*Requirement:* Print out each entry below exactly, please.

[Records contained in a dataset]
○ ○ ○

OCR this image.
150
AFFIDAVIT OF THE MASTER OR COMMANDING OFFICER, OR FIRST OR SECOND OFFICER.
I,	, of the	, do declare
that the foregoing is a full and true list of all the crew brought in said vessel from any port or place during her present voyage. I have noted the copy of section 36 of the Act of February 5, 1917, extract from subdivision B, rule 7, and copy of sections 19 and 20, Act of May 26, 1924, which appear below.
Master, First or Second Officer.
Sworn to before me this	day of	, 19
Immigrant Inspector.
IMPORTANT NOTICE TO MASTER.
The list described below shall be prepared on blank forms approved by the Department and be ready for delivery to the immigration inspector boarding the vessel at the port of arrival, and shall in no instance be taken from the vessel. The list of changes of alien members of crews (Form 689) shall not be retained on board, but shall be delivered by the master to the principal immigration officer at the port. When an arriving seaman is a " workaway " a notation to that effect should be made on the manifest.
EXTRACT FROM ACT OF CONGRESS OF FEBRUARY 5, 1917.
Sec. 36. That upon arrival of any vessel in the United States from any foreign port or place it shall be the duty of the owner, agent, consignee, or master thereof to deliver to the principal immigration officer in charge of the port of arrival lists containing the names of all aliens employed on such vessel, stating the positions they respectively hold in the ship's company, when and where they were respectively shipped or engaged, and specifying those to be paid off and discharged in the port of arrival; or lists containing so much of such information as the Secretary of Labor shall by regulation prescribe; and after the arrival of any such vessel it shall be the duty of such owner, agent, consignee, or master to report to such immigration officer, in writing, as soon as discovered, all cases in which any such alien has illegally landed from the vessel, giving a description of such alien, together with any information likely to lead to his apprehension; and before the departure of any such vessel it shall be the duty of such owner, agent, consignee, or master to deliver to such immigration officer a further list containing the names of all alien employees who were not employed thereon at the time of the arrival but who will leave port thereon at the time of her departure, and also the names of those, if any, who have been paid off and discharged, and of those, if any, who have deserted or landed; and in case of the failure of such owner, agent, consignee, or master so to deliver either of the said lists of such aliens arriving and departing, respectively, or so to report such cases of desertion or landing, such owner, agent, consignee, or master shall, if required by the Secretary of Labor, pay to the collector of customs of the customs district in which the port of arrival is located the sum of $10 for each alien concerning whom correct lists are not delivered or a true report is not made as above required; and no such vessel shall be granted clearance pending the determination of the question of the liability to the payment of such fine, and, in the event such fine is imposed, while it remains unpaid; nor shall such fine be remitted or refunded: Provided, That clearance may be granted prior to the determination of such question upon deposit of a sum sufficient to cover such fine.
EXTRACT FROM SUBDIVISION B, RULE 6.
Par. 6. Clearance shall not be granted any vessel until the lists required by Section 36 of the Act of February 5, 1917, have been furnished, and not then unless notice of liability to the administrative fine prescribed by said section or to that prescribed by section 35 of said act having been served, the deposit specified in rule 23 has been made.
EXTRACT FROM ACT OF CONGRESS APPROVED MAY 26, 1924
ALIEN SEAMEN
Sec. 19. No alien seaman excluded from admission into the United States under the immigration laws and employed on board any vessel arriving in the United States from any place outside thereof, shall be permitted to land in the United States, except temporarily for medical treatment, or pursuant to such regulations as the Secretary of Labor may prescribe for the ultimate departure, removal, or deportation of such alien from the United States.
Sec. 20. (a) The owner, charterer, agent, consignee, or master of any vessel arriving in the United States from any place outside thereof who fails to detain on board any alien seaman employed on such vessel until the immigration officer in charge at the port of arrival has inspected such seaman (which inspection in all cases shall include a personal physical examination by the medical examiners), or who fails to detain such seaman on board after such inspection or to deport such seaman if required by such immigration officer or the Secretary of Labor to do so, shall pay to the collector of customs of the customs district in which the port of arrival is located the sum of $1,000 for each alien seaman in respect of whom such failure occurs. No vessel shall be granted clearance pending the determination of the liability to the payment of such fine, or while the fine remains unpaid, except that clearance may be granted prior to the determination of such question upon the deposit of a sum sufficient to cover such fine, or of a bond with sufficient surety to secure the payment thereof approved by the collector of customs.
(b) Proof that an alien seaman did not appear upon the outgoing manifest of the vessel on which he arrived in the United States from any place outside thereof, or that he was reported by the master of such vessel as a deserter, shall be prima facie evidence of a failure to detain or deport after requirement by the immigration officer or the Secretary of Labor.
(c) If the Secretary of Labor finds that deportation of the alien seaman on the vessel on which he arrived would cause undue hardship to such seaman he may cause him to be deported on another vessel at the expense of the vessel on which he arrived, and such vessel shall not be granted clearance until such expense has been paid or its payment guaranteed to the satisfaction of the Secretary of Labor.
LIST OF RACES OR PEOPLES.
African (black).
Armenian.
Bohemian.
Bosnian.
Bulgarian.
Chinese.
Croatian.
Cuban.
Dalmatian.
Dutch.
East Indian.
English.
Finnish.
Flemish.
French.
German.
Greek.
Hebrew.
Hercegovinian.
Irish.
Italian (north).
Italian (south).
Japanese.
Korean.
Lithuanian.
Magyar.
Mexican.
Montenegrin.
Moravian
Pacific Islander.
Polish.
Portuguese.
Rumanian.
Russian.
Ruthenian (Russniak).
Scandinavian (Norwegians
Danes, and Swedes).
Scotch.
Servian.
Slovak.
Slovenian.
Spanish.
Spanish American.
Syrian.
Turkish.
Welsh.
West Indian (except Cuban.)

○ ○ ○

*The reply:*
OCR this image.
150
AFFIDAVIT OF THE MASTER OR COMMANDING OFFICER, OR FIRST OR SECOND OFFICER.
I,	, of the	, do declare
that the foregoing is a full and true list of all the crew brought in said vessel from any port or place during her present voyage. I have noted the copy of section 36 of the Act of February 5, 1917, extract from subdivision B, rule 7, and copy of sections 19 and 20, Act of May 26, 1924, which appear below.
Master, First or Second Officer.
Sworn to before me this	day of	, 19
Immigrant Inspector.
IMPORTANT NOTICE TO MASTER.
The list described below shall be prepared on blank forms approved by the Department and be ready for delivery to the immigration inspector boarding the vessel at the port of arrival, and shall in no instance be taken from the vessel. The list of changes of alien members of crews (Form 689) shall not be retained on board, but shall be delivered by the master to the principal immigration officer at the port. When an arriving seaman is a " workaway " a notation to that effect should be made on the manifest.
EXTRACT FROM ACT OF CONGRESS OF FEBRUARY 5, 1917.
Sec. 36. That upon arrival of any vessel in the United States from any foreign port or place it shall be the duty of the owner, agent, consignee, or master thereof to deliver to the principal immigration officer in charge of the port of arrival lists containing the names of all aliens employed on such vessel, stating the positions they respectively hold in the ship's company, when and where they were respectively shipped or engaged, and specifying those to be paid off and discharged in the port of arrival; or lists containing so much of such information as the Secretary of Labor shall by regulation prescribe; and after the arrival of any such vessel it shall be the duty of such owner, agent, consignee, or master to report to such immigration officer, in writing, as soon as discovered, all cases in which any such alien has illegally landed from the vessel, giving a description of such alien, together with any information likely to lead to his apprehension; and before the departure of any such vessel it shall be the duty of such owner, agent, consignee, or master to deliver to such immigration officer a further list containing the names of all alien employees who were not employed thereon at the time of the arrival but who will leave port thereon at the time of her departure, and also the names of those, if any, who have been paid off and discharged, and of those, if any, who have deserted or landed; and in case of the failure of such owner, agent, consignee, or master so to deliver either of the said lists of such aliens arriving and departing, respectively, or so to report such cases of desertion or landing, such owner, agent, consignee, or master shall, if required by the Secretary of Labor, pay to the collector of customs of the customs district in which the port of arrival is located the sum of $10 for each alien concerning whom correct lists are not delivered or a true report is not made as above required; and no such vessel shall be granted clearance pending the determination of the question of the liability to the payment of such fine, and, in the event such fine is imposed, while it remains unpaid; nor shall such fine be remitted or refunded: Provided, That clearance may be granted prior to the determination of such question upon deposit of a sum sufficient to cover such fine.
EXTRACT FROM SUBDIVISION B, RULE 6.
Par. 6. Clearance shall not be granted any vessel until the lists required by Section 36 of the Act of February 5, 1917, have been furnished, and not then unless notice of liability to the administrative fine prescribed by said section or to that prescribed by section 35 of said act having been served, the deposit specified in rule 23 has been made.
EXTRACT FROM ACT OF CONGRESS APPROVED MAY 26, 1924
ALIEN SEAMEN
Sec. 19. No alien seaman excluded from admission into the United States under the immigration laws and employed on board any vessel arriving in the United States from any place outside thereof, shall be permitted to land in the United States, except temporarily for medical treatment, or pursuant to such regulations as the Secretary of Labor may prescribe for the ultimate departure, removal, or deportation of such alien from the United States.
Sec. 20. (a) The owner, charterer, agent, consignee, or master of any vessel arriving in the United States from any place outside thereof who fails to detain on board any alien seaman employed on such vessel until the immigration officer in charge at the port of arrival has inspected such seaman (which inspection in all cases shall include a personal physical examination by the medical examiners), or who fails to detain such seaman on board after such inspection or to deport such seaman if required by such immigration officer or the Secretary of Labor to do so, shall pay to the collector of customs of the customs district in which the port of arrival is located the sum of $1,000 for each alien seaman in respect of whom such failure occurs. No vessel shall be granted clearance pending the determination of the liability to the payment of such fine, or while the fine remains unpaid, except that clearance may be granted prior to the determination of such question upon the deposit of a sum sufficient to cover such fine, or of a bond with sufficient surety to secure the payment thereof approved by the collector of customs.
(b) Proof that an alien seaman did not appear upon the outgoing manifest of the vessel on which he arrived in the United States from any place outside thereof, or that he was reported by the master of such vessel as a deserter, shall be prima facie evidence of a failure to detain or deport after requirement by the immigration officer or the Secretary of Labor.
(c) If the Secretary of Labor finds that deportation of the alien seaman on the vessel on which he arrived would cause undue hardship to such seaman he may cause him to be deported on another vessel at the expense of the vessel on which he arrived, and such vessel shall not be granted clearance until such expense has been paid or its payment guaranteed to the satisfaction of the Secretary of Labor.
LIST OF RACES OR PEOPLES.
African (black).
Armenian.
Bohemian.
Bosnian.
Bulgarian.
Chinese.
Croatian.
Cuban.
Dalmatian.
Dutch.
East Indian.
English.
Finnish.
Flemish.
French.
German.
Greek.
Hebrew.
Hercegovinian.
Irish.
Italian (north).
Italian (south).
Japanese.
Korean.
Lithuanian.
Magyar.
Mexican.
Montenegrin.
Moravian
Pacific Islander.
Polish.
Portuguese.
Rumanian.
Russian.
Ruthenian (Russniak).
Scandinavian (Norwegians
Danes, and Swedes).
Scotch.
Servian.
Slovak.
Slovenian.
Spanish.
Spanish American.
Syrian.
Turkish.
Welsh.
West Indian (except Cuban.)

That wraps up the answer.